- [Problem to solve]
Reproduce each line exactly, including spacing and punctuation.

* begin Entries supplied *

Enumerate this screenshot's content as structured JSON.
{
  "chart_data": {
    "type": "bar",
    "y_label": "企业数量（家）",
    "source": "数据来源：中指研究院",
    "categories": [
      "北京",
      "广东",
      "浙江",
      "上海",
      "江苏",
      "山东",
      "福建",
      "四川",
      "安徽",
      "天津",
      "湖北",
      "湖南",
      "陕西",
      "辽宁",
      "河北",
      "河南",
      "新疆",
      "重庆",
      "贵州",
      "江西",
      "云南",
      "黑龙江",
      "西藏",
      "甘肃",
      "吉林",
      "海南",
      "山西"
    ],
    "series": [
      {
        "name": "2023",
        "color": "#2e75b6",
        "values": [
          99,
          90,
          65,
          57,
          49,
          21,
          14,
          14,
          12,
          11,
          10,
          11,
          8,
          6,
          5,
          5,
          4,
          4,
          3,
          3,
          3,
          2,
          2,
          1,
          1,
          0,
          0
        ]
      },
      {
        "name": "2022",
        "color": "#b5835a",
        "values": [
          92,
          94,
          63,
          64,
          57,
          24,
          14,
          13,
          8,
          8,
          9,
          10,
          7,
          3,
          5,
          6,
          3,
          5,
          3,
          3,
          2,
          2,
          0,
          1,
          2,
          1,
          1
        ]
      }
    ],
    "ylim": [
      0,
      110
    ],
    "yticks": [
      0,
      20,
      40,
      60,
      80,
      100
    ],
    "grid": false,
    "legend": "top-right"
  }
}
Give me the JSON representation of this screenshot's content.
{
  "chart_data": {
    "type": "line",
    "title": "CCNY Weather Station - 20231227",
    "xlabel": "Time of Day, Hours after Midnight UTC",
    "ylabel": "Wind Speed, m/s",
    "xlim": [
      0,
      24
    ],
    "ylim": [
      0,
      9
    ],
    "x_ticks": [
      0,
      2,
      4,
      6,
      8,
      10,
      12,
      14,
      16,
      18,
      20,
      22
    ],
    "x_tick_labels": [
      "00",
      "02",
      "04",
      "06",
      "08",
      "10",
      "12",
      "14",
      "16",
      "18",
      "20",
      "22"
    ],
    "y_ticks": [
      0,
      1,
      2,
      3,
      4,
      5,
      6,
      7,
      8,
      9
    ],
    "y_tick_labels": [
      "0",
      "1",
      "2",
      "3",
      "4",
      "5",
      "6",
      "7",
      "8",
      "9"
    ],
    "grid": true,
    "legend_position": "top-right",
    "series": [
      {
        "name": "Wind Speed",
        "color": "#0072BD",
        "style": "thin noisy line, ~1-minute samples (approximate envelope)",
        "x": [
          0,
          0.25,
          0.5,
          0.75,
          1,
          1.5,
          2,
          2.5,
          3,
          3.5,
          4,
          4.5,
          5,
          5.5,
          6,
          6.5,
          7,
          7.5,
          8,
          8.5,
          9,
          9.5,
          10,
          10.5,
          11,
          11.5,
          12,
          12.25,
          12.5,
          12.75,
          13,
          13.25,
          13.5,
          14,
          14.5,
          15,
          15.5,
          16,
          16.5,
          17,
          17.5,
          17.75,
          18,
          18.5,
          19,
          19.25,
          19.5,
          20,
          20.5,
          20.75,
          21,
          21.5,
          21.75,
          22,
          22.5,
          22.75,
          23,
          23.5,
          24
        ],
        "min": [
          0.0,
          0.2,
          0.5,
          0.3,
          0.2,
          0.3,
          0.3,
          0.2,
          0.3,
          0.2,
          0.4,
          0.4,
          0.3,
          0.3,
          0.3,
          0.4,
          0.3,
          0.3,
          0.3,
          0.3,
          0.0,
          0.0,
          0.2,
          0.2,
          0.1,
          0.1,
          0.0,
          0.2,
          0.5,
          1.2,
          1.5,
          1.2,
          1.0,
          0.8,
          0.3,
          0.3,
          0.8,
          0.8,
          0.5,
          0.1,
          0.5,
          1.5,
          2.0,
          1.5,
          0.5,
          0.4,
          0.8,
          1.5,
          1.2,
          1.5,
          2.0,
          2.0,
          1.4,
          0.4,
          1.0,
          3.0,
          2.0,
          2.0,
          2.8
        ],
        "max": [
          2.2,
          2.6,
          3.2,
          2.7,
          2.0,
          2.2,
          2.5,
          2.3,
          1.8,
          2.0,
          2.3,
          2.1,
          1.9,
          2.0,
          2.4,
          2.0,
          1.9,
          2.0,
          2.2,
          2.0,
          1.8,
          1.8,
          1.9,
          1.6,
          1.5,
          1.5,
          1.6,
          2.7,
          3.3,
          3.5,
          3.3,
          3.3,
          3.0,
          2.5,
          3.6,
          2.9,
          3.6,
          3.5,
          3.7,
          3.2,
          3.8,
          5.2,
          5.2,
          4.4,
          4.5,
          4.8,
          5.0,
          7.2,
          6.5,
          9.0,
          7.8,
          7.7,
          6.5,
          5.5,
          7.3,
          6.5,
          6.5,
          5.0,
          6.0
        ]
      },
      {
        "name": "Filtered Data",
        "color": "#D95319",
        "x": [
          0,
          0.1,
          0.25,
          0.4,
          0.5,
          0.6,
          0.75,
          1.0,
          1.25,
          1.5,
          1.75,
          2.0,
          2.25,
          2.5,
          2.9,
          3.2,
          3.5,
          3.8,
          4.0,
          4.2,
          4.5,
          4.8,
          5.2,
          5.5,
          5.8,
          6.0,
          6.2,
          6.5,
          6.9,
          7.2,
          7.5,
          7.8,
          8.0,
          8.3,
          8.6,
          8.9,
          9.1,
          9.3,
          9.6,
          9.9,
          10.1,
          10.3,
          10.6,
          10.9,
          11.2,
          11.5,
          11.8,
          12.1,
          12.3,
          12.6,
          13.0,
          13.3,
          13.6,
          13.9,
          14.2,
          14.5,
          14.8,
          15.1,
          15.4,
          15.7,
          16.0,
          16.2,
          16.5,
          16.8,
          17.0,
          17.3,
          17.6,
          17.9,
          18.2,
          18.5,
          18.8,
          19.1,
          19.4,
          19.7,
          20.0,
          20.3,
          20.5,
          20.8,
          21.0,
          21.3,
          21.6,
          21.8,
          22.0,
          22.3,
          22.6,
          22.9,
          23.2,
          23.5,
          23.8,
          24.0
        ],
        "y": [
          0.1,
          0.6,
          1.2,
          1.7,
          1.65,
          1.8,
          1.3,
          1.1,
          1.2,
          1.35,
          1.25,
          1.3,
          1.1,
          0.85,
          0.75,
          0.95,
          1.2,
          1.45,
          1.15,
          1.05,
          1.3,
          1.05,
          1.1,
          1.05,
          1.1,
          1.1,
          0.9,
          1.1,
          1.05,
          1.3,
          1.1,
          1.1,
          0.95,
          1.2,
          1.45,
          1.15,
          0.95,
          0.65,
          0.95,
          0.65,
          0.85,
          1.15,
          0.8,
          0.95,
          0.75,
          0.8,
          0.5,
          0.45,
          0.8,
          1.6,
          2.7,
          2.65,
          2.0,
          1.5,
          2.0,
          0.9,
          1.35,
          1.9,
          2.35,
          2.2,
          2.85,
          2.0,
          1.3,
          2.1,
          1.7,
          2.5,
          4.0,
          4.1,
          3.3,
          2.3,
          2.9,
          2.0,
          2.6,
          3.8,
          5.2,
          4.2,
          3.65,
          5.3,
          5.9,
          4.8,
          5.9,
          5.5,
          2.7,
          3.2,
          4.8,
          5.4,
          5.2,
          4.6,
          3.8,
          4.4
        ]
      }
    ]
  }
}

* end Entries supplied *

- [Exercise answer]
Enumerate this screenshot's content as structured JSON.
{
  "chart_data": {
    "type": "bar",
    "y_label": "企业数量（家）",
    "source": "数据来源：中指研究院",
    "categories": [
      "北京",
      "广东",
      "浙江",
      "上海",
      "江苏",
      "山东",
      "福建",
      "四川",
      "安徽",
      "天津",
      "湖北",
      "湖南",
      "陕西",
      "辽宁",
      "河北",
      "河南",
      "新疆",
      "重庆",
      "贵州",
      "江西",
      "云南",
      "黑龙江",
      "西藏",
      "甘肃",
      "吉林",
      "海南",
      "山西"
    ],
    "series": [
      {
        "name": "2023",
        "color": "#2e75b6",
        "values": [
          99,
          90,
          65,
          57,
          49,
          21,
          14,
          14,
          12,
          11,
          10,
          11,
          8,
          6,
          5,
          5,
          4,
          4,
          3,
          3,
          3,
          2,
          2,
          1,
          1,
          0,
          0
        ]
      },
      {
        "name": "2022",
        "color": "#b5835a",
        "values": [
          92,
          94,
          63,
          64,
          57,
          24,
          14,
          13,
          8,
          8,
          9,
          10,
          7,
          3,
          5,
          6,
          3,
          5,
          3,
          3,
          2,
          2,
          0,
          1,
          2,
          1,
          1
        ]
      }
    ],
    "ylim": [
      0,
      110
    ],
    "yticks": [
      0,
      20,
      40,
      60,
      80,
      100
    ],
    "grid": false,
    "legend": "top-right"
  }
}
Give me the JSON representation of this screenshot's content.
{
  "chart_data": {
    "type": "line",
    "title": "CCNY Weather Station - 20231227",
    "xlabel": "Time of Day, Hours after Midnight UTC",
    "ylabel": "Wind Speed, m/s",
    "xlim": [
      0,
      24
    ],
    "ylim": [
      0,
      9
    ],
    "x_ticks": [
      0,
      2,
      4,
      6,
      8,
      10,
      12,
      14,
      16,
      18,
      20,
      22
    ],
    "x_tick_labels": [
      "00",
      "02",
      "04",
      "06",
      "08",
      "10",
      "12",
      "14",
      "16",
      "18",
      "20",
      "22"
    ],
    "y_ticks": [
      0,
      1,
      2,
      3,
      4,
      5,
      6,
      7,
      8,
      9
    ],
    "y_tick_labels": [
      "0",
      "1",
      "2",
      "3",
      "4",
      "5",
      "6",
      "7",
      "8",
      "9"
    ],
    "grid": true,
    "legend_position": "top-right",
    "series": [
      {
        "name": "Wind Speed",
        "color": "#0072BD",
        "style": "thin noisy line, ~1-minute samples (approximate envelope)",
        "x": [
          0,
          0.25,
          0.5,
          0.75,
          1,
          1.5,
          2,
          2.5,
          3,
          3.5,
          4,
          4.5,
          5,
          5.5,
          6,
          6.5,
          7,
          7.5,
          8,
          8.5,
          9,
          9.5,
          10,
          10.5,
          11,
          11.5,
          12,
          12.25,
          12.5,
          12.75,
          13,
          13.25,
          13.5,
          14,
          14.5,
          15,
          15.5,
          16,
          16.5,
          17,
          17.5,
          17.75,
          18,
          18.5,
          19,
          19.25,
          19.5,
          20,
          20.5,
          20.75,
          21,
          21.5,
          21.75,
          22,
          22.5,
          22.75,
          23,
          23.5,
          24
        ],
        "min": [
          0.0,
          0.2,
          0.5,
          0.3,
          0.2,
          0.3,
          0.3,
          0.2,
          0.3,
          0.2,
          0.4,
          0.4,
          0.3,
          0.3,
          0.3,
          0.4,
          0.3,
          0.3,
          0.3,
          0.3,
          0.0,
          0.0,
          0.2,
          0.2,
          0.1,
          0.1,
          0.0,
          0.2,
          0.5,
          1.2,
          1.5,
          1.2,
          1.0,
          0.8,
          0.3,
          0.3,
          0.8,
          0.8,
          0.5,
          0.1,
          0.5,
          1.5,
          2.0,
          1.5,
          0.5,
          0.4,
          0.8,
          1.5,
          1.2,
          1.5,
          2.0,
          2.0,
          1.4,
          0.4,
          1.0,
          3.0,
          2.0,
          2.0,
          2.8
        ],
        "max": [
          2.2,
          2.6,
          3.2,
          2.7,
          2.0,
          2.2,
          2.5,
          2.3,
          1.8,
          2.0,
          2.3,
          2.1,
          1.9,
          2.0,
          2.4,
          2.0,
          1.9,
          2.0,
          2.2,
          2.0,
          1.8,
          1.8,
          1.9,
          1.6,
          1.5,
          1.5,
          1.6,
          2.7,
          3.3,
          3.5,
          3.3,
          3.3,
          3.0,
          2.5,
          3.6,
          2.9,
          3.6,
          3.5,
          3.7,
          3.2,
          3.8,
          5.2,
          5.2,
          4.4,
          4.5,
          4.8,
          5.0,
          7.2,
          6.5,
          9.0,
          7.8,
          7.7,
          6.5,
          5.5,
          7.3,
          6.5,
          6.5,
          5.0,
          6.0
        ]
      },
      {
        "name": "Filtered Data",
        "color": "#D95319",
        "x": [
          0,
          0.1,
          0.25,
          0.4,
          0.5,
          0.6,
          0.75,
          1.0,
          1.25,
          1.5,
          1.75,
          2.0,
          2.25,
          2.5,
          2.9,
          3.2,
          3.5,
          3.8,
          4.0,
          4.2,
          4.5,
          4.8,
          5.2,
          5.5,
          5.8,
          6.0,
          6.2,
          6.5,
          6.9,
          7.2,
          7.5,
          7.8,
          8.0,
          8.3,
          8.6,
          8.9,
          9.1,
          9.3,
          9.6,
          9.9,
          10.1,
          10.3,
          10.6,
          10.9,
          11.2,
          11.5,
          11.8,
          12.1,
          12.3,
          12.6,
          13.0,
          13.3,
          13.6,
          13.9,
          14.2,
          14.5,
          14.8,
          15.1,
          15.4,
          15.7,
          16.0,
          16.2,
          16.5,
          16.8,
          17.0,
          17.3,
          17.6,
          17.9,
          18.2,
          18.5,
          18.8,
          19.1,
          19.4,
          19.7,
          20.0,
          20.3,
          20.5,
          20.8,
          21.0,
          21.3,
          21.6,
          21.8,
          22.0,
          22.3,
          22.6,
          22.9,
          23.2,
          23.5,
          23.8,
          24.0
        ],
        "y": [
          0.1,
          0.6,
          1.2,
          1.7,
          1.65,
          1.8,
          1.3,
          1.1,
          1.2,
          1.35,
          1.25,
          1.3,
          1.1,
          0.85,
          0.75,
          0.95,
          1.2,
          1.45,
          1.15,
          1.05,
          1.3,
          1.05,
          1.1,
          1.05,
          1.1,
          1.1,
          0.9,
          1.1,
          1.05,
          1.3,
          1.1,
          1.1,
          0.95,
          1.2,
          1.45,
          1.15,
          0.95,
          0.65,
          0.95,
          0.65,
          0.85,
          1.15,
          0.8,
          0.95,
          0.75,
          0.8,
          0.5,
          0.45,
          0.8,
          1.6,
          2.7,
          2.65,
          2.0,
          1.5,
          2.0,
          0.9,
          1.35,
          1.9,
          2.35,
          2.2,
          2.85,
          2.0,
          1.3,
          2.1,
          1.7,
          2.5,
          4.0,
          4.1,
          3.3,
          2.3,
          2.9,
          2.0,
          2.6,
          3.8,
          5.2,
          4.2,
          3.65,
          5.3,
          5.9,
          4.8,
          5.9,
          5.5,
          2.7,
          3.2,
          4.8,
          5.4,
          5.2,
          4.6,
          3.8,
          4.4
        ]
      }
    ]
  }
}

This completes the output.